(Dataset items)
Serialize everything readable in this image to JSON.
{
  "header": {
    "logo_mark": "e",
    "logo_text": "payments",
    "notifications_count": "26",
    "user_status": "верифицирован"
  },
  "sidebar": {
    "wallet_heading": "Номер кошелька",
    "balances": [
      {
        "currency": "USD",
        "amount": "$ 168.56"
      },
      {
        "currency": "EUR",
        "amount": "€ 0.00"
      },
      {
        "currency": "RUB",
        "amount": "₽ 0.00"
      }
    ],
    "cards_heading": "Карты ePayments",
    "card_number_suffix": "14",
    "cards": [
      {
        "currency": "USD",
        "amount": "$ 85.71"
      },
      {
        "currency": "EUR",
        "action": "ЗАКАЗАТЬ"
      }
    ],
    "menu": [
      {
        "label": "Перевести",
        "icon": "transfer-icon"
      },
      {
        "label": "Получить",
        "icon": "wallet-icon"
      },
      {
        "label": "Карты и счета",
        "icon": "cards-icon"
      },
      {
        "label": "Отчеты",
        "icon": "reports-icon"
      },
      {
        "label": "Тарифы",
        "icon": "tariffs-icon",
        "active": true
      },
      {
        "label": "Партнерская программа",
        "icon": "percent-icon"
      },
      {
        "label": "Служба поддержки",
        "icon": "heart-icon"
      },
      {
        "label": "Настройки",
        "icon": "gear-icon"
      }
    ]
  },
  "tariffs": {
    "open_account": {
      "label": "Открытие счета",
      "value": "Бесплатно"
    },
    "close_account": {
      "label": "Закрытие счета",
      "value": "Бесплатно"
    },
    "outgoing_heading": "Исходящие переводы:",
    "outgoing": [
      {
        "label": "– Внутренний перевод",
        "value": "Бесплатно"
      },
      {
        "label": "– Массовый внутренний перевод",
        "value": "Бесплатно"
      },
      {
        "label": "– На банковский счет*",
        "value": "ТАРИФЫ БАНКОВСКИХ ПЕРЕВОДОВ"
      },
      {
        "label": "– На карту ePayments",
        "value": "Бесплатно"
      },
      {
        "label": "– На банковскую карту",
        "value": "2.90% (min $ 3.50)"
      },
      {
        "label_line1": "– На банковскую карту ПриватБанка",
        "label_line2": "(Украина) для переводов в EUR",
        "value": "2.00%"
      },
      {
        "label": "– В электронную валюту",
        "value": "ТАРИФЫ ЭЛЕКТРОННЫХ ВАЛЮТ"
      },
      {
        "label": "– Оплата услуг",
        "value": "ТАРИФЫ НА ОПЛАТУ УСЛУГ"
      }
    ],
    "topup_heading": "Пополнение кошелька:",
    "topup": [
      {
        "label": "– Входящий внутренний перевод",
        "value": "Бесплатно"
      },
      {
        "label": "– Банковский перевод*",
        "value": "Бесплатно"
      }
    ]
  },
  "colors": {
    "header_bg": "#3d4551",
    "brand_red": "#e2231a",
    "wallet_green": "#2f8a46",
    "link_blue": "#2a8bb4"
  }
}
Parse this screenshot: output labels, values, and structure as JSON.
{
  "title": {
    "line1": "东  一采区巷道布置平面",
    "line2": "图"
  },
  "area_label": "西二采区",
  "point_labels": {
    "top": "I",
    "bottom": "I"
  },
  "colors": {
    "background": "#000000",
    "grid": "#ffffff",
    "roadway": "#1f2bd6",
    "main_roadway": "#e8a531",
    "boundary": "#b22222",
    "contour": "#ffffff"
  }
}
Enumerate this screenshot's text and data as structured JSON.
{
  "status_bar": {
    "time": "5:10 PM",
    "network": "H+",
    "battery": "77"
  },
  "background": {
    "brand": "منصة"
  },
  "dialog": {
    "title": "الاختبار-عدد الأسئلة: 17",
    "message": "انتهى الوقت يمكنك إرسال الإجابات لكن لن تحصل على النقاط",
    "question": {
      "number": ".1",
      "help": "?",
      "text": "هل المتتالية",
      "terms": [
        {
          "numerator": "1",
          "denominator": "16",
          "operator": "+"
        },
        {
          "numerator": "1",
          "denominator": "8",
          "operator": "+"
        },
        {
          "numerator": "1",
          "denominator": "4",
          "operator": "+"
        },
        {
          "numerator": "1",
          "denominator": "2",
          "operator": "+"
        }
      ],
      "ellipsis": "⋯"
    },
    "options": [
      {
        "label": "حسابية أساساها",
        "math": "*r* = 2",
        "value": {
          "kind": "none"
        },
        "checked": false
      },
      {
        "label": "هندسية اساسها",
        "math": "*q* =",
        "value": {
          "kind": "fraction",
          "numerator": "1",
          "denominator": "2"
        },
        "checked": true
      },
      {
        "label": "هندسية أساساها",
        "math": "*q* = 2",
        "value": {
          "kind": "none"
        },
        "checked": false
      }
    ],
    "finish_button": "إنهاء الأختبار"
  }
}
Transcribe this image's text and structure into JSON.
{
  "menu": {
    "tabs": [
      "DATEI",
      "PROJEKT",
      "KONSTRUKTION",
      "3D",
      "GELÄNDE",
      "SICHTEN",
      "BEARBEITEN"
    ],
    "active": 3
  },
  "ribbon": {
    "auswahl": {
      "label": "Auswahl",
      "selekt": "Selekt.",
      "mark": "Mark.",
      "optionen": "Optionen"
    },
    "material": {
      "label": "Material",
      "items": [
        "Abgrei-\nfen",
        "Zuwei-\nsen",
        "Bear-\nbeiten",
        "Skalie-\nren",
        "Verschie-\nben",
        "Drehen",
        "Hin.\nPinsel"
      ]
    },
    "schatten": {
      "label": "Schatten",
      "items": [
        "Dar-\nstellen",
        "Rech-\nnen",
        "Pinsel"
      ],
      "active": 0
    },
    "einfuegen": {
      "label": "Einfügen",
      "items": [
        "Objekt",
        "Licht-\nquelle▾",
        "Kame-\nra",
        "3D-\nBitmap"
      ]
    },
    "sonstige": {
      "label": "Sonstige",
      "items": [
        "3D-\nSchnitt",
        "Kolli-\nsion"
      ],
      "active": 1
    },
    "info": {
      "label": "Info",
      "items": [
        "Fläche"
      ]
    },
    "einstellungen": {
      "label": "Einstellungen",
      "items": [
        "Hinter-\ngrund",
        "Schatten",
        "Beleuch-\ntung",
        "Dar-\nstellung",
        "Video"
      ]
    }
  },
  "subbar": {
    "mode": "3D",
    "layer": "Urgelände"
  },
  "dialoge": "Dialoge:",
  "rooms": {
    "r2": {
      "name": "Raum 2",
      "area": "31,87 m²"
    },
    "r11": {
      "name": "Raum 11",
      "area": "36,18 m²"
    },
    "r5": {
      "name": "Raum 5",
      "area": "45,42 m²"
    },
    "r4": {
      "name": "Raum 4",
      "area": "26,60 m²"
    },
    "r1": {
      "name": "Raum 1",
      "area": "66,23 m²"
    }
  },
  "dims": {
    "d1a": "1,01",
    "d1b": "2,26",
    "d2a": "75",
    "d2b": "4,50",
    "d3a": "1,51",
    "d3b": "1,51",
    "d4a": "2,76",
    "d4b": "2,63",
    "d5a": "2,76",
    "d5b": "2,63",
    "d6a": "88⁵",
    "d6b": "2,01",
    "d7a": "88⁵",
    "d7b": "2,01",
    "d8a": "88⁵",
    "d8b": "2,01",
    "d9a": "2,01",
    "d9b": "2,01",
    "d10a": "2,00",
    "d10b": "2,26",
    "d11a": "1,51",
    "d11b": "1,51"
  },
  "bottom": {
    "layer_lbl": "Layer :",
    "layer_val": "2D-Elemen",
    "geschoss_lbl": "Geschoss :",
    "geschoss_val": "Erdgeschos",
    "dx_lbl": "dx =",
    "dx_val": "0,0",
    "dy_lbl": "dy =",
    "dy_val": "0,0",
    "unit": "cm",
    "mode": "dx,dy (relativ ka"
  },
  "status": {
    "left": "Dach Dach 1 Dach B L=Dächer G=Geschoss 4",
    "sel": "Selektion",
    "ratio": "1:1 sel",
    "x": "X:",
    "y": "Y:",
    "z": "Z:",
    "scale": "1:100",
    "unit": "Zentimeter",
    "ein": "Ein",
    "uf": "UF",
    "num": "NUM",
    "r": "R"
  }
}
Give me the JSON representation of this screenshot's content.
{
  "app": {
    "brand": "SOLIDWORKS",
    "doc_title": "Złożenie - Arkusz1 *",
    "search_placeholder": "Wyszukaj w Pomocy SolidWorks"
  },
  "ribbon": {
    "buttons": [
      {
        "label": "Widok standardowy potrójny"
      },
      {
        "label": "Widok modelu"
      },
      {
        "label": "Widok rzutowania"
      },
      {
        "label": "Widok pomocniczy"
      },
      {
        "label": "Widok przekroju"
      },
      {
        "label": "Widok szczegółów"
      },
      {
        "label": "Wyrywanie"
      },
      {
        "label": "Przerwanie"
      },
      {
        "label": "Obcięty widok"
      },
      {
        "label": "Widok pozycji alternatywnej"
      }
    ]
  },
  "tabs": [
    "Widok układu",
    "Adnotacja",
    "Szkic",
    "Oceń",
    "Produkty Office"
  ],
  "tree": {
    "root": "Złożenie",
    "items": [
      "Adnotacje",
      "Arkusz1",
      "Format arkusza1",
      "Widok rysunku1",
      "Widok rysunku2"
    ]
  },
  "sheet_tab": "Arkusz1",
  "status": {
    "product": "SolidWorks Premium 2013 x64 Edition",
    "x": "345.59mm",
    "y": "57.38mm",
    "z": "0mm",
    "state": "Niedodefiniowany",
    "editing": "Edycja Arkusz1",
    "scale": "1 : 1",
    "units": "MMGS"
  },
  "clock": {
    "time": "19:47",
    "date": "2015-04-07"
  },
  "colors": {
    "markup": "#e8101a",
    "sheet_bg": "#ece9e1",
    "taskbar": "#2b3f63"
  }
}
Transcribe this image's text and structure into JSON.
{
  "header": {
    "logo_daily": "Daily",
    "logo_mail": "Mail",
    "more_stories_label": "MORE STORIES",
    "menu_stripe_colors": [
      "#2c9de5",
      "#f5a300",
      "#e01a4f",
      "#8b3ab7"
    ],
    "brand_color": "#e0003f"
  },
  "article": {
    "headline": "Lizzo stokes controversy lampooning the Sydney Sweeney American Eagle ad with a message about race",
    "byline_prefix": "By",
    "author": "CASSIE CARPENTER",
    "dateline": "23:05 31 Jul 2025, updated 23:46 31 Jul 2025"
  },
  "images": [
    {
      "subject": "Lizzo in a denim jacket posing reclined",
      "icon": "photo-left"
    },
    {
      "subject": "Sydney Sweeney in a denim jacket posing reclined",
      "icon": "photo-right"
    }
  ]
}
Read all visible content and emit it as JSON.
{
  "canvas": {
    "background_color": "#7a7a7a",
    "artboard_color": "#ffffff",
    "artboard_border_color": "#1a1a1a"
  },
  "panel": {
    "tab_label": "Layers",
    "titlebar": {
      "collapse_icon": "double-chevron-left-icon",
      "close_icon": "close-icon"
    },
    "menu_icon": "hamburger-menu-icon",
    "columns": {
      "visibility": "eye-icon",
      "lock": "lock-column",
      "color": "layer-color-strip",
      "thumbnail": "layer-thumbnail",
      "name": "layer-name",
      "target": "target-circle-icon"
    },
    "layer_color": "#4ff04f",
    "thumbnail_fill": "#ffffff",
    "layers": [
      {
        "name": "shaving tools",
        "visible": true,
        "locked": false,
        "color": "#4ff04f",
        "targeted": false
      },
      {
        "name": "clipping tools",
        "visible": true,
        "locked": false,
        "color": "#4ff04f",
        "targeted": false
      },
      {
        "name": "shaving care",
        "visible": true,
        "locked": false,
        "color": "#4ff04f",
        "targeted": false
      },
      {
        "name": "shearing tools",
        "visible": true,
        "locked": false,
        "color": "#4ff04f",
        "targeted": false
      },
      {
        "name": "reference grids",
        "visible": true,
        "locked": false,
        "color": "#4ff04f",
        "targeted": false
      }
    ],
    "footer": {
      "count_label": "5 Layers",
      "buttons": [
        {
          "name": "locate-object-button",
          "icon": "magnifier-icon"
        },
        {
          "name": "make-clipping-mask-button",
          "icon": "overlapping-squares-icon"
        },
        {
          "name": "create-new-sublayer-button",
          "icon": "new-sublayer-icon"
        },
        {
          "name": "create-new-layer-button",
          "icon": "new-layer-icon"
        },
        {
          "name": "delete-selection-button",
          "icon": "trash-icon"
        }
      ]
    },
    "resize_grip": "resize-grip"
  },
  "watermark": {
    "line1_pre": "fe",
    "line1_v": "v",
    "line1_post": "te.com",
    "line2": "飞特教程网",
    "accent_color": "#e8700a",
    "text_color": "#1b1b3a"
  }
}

Problem details: Copy every line of the records above that holds the word "Карты".

Result for this exercise:
    "cards_heading": "Карты ePayments",
        "label": "Карты и счета",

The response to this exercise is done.